Task instructions: All entries below need to be written out exactly, but without their pictures.

Source data:
= = =

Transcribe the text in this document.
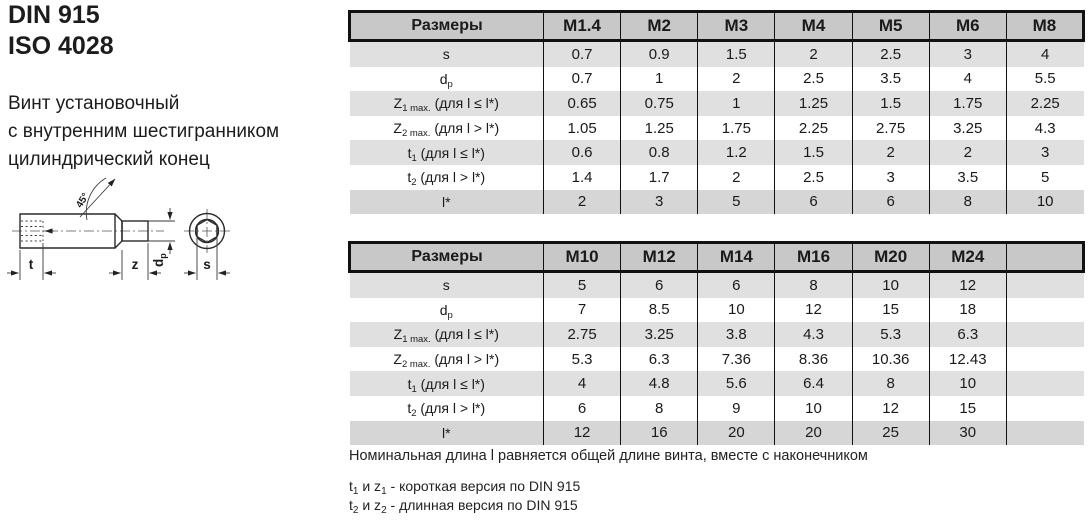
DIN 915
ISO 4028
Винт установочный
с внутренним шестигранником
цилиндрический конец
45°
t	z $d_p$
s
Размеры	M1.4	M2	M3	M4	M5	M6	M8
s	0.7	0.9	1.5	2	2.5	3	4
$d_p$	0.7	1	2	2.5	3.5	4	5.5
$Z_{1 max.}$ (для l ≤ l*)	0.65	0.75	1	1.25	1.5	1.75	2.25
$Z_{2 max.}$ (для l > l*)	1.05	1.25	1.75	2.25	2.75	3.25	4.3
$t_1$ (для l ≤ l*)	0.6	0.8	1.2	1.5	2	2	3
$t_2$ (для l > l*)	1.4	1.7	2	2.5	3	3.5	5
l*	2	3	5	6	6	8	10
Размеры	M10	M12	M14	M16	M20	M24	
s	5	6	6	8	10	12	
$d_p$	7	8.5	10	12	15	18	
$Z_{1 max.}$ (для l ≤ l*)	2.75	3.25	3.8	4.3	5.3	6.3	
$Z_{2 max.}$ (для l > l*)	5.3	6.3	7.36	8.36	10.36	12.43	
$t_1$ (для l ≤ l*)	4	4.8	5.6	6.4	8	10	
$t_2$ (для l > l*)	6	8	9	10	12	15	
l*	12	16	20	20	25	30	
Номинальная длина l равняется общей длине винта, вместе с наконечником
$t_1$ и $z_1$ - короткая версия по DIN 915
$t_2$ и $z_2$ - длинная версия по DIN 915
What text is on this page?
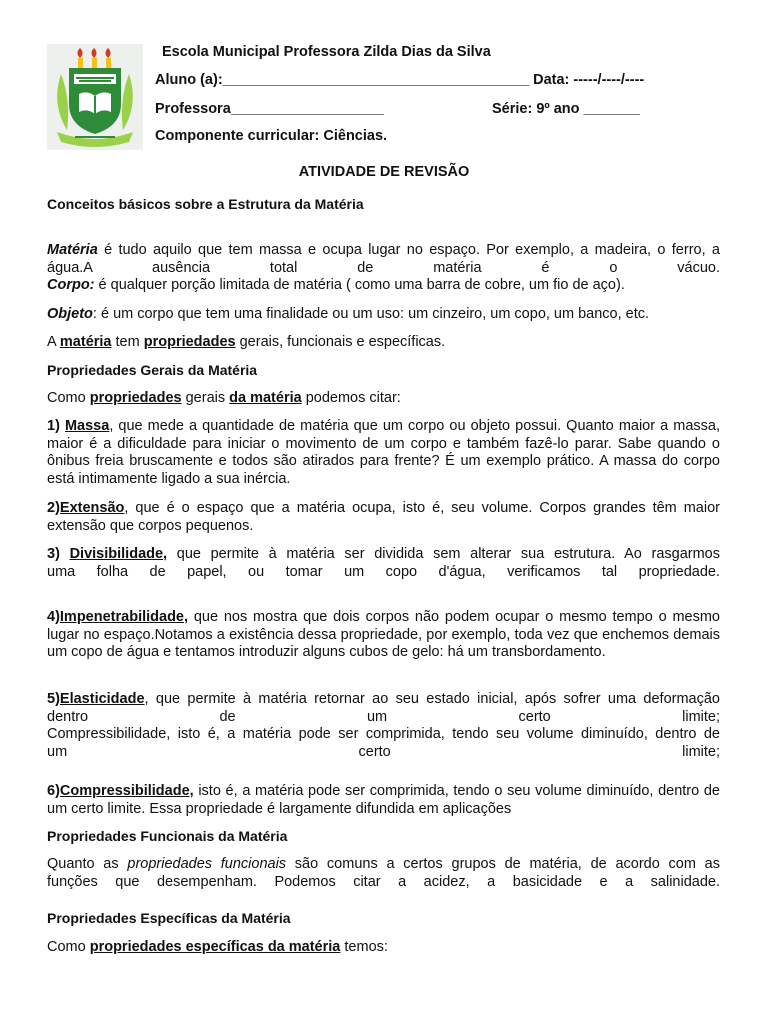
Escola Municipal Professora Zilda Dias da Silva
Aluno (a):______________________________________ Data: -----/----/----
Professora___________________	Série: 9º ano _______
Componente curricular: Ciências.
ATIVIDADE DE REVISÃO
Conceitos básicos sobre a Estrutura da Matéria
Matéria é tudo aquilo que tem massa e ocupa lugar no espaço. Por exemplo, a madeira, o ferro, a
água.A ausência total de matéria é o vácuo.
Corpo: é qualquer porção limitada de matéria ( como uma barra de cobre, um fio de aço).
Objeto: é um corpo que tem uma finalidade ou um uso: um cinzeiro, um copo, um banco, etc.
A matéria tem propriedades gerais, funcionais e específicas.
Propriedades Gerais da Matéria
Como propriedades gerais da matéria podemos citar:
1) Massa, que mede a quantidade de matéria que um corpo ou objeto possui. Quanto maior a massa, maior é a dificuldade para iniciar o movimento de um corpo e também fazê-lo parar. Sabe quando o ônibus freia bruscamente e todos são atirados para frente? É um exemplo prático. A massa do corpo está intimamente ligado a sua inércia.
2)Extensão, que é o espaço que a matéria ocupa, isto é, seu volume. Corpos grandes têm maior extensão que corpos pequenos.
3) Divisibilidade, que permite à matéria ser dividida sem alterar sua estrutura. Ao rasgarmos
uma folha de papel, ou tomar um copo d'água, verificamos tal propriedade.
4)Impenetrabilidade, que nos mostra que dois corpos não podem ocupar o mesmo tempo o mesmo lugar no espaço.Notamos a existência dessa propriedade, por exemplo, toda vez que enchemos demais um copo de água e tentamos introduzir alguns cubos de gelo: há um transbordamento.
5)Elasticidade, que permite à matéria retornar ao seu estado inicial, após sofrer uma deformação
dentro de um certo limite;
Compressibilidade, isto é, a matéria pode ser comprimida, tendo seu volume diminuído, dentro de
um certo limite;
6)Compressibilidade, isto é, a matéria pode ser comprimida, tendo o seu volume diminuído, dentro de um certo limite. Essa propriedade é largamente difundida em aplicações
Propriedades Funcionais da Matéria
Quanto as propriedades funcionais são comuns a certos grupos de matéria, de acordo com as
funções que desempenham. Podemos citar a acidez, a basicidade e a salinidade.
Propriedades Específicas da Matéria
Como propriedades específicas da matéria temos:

= = =

Result:
Transcribe the text in this document.
DIN 915
ISO 4028
Винт установочный
с внутренним шестигранником
цилиндрический конец
45°
t	z $d_p$
s
Размеры	M1.4	M2	M3	M4	M5	M6	M8
s	0.7	0.9	1.5	2	2.5	3	4
$d_p$	0.7	1	2	2.5	3.5	4	5.5
$Z_{1 max.}$ (для l ≤ l*)	0.65	0.75	1	1.25	1.5	1.75	2.25
$Z_{2 max.}$ (для l > l*)	1.05	1.25	1.75	2.25	2.75	3.25	4.3
$t_1$ (для l ≤ l*)	0.6	0.8	1.2	1.5	2	2	3
$t_2$ (для l > l*)	1.4	1.7	2	2.5	3	3.5	5
l*	2	3	5	6	6	8	10
Размеры	M10	M12	M14	M16	M20	M24	
s	5	6	6	8	10	12	
$d_p$	7	8.5	10	12	15	18	
$Z_{1 max.}$ (для l ≤ l*)	2.75	3.25	3.8	4.3	5.3	6.3	
$Z_{2 max.}$ (для l > l*)	5.3	6.3	7.36	8.36	10.36	12.43	
$t_1$ (для l ≤ l*)	4	4.8	5.6	6.4	8	10	
$t_2$ (для l > l*)	6	8	9	10	12	15	
l*	12	16	20	20	25	30	
Номинальная длина l равняется общей длине винта, вместе с наконечником
$t_1$ и $z_1$ - короткая версия по DIN 915
$t_2$ и $z_2$ - длинная версия по DIN 915
What text is on this page?
Escola Municipal Professora Zilda Dias da Silva
Aluno (a):______________________________________ Data: -----/----/----
Professora___________________	Série: 9º ano _______
Componente curricular: Ciências.
ATIVIDADE DE REVISÃO
Conceitos básicos sobre a Estrutura da Matéria
Matéria é tudo aquilo que tem massa e ocupa lugar no espaço. Por exemplo, a madeira, o ferro, a
água.A ausência total de matéria é o vácuo.
Corpo: é qualquer porção limitada de matéria ( como uma barra de cobre, um fio de aço).
Objeto: é um corpo que tem uma finalidade ou um uso: um cinzeiro, um copo, um banco, etc.
A matéria tem propriedades gerais, funcionais e específicas.
Propriedades Gerais da Matéria
Como propriedades gerais da matéria podemos citar:
1) Massa, que mede a quantidade de matéria que um corpo ou objeto possui. Quanto maior a massa, maior é a dificuldade para iniciar o movimento de um corpo e também fazê-lo parar. Sabe quando o ônibus freia bruscamente e todos são atirados para frente? É um exemplo prático. A massa do corpo está intimamente ligado a sua inércia.
2)Extensão, que é o espaço que a matéria ocupa, isto é, seu volume. Corpos grandes têm maior extensão que corpos pequenos.
3) Divisibilidade, que permite à matéria ser dividida sem alterar sua estrutura. Ao rasgarmos
uma folha de papel, ou tomar um copo d'água, verificamos tal propriedade.
4)Impenetrabilidade, que nos mostra que dois corpos não podem ocupar o mesmo tempo o mesmo lugar no espaço.Notamos a existência dessa propriedade, por exemplo, toda vez que enchemos demais um copo de água e tentamos introduzir alguns cubos de gelo: há um transbordamento.
5)Elasticidade, que permite à matéria retornar ao seu estado inicial, após sofrer uma deformação
dentro de um certo limite;
Compressibilidade, isto é, a matéria pode ser comprimida, tendo seu volume diminuído, dentro de
um certo limite;
6)Compressibilidade, isto é, a matéria pode ser comprimida, tendo o seu volume diminuído, dentro de um certo limite. Essa propriedade é largamente difundida em aplicações
Propriedades Funcionais da Matéria
Quanto as propriedades funcionais são comuns a certos grupos de matéria, de acordo com as
funções que desempenham. Podemos citar a acidez, a basicidade e a salinidade.
Propriedades Específicas da Matéria
Como propriedades específicas da matéria temos:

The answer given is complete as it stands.